- Records for this exercise:
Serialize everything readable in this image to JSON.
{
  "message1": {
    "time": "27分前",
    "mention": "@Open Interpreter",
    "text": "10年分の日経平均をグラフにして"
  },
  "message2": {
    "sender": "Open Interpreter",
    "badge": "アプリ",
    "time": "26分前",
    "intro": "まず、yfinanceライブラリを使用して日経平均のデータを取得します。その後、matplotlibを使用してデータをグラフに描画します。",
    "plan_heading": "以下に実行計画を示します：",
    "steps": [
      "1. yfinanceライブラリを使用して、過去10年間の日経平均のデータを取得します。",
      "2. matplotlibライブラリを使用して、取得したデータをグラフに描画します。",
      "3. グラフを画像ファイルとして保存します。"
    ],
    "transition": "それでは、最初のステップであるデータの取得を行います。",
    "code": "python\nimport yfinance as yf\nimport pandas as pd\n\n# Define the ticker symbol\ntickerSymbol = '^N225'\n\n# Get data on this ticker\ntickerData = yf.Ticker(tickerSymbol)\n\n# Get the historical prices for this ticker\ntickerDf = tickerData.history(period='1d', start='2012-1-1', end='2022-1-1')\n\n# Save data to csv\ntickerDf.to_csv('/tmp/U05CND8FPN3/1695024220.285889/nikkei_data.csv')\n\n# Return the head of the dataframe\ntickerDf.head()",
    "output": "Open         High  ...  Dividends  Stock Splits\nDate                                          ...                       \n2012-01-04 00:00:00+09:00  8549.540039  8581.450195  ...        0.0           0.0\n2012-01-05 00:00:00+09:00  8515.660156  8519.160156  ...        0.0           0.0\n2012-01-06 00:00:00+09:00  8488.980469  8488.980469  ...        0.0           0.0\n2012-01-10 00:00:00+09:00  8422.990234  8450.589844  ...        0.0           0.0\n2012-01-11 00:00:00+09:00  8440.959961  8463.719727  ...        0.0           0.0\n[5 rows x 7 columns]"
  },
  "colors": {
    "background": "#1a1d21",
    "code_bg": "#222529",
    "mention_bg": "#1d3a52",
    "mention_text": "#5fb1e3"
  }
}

- Written instruction: Print the listing above in its entirety, with every line exact.

- Result of the task:
Serialize everything readable in this image to JSON.
{
  "message1": {
    "time": "27分前",
    "mention": "@Open Interpreter",
    "text": "10年分の日経平均をグラフにして"
  },
  "message2": {
    "sender": "Open Interpreter",
    "badge": "アプリ",
    "time": "26分前",
    "intro": "まず、yfinanceライブラリを使用して日経平均のデータを取得します。その後、matplotlibを使用してデータをグラフに描画します。",
    "plan_heading": "以下に実行計画を示します：",
    "steps": [
      "1. yfinanceライブラリを使用して、過去10年間の日経平均のデータを取得します。",
      "2. matplotlibライブラリを使用して、取得したデータをグラフに描画します。",
      "3. グラフを画像ファイルとして保存します。"
    ],
    "transition": "それでは、最初のステップであるデータの取得を行います。",
    "code": "python\nimport yfinance as yf\nimport pandas as pd\n\n# Define the ticker symbol\ntickerSymbol = '^N225'\n\n# Get data on this ticker\ntickerData = yf.Ticker(tickerSymbol)\n\n# Get the historical prices for this ticker\ntickerDf = tickerData.history(period='1d', start='2012-1-1', end='2022-1-1')\n\n# Save data to csv\ntickerDf.to_csv('/tmp/U05CND8FPN3/1695024220.285889/nikkei_data.csv')\n\n# Return the head of the dataframe\ntickerDf.head()",
    "output": "Open         High  ...  Dividends  Stock Splits\nDate                                          ...                       \n2012-01-04 00:00:00+09:00  8549.540039  8581.450195  ...        0.0           0.0\n2012-01-05 00:00:00+09:00  8515.660156  8519.160156  ...        0.0           0.0\n2012-01-06 00:00:00+09:00  8488.980469  8488.980469  ...        0.0           0.0\n2012-01-10 00:00:00+09:00  8422.990234  8450.589844  ...        0.0           0.0\n2012-01-11 00:00:00+09:00  8440.959961  8463.719727  ...        0.0           0.0\n[5 rows x 7 columns]"
  },
  "colors": {
    "background": "#1a1d21",
    "code_bg": "#222529",
    "mention_bg": "#1d3a52",
    "mention_text": "#5fb1e3"
  }
}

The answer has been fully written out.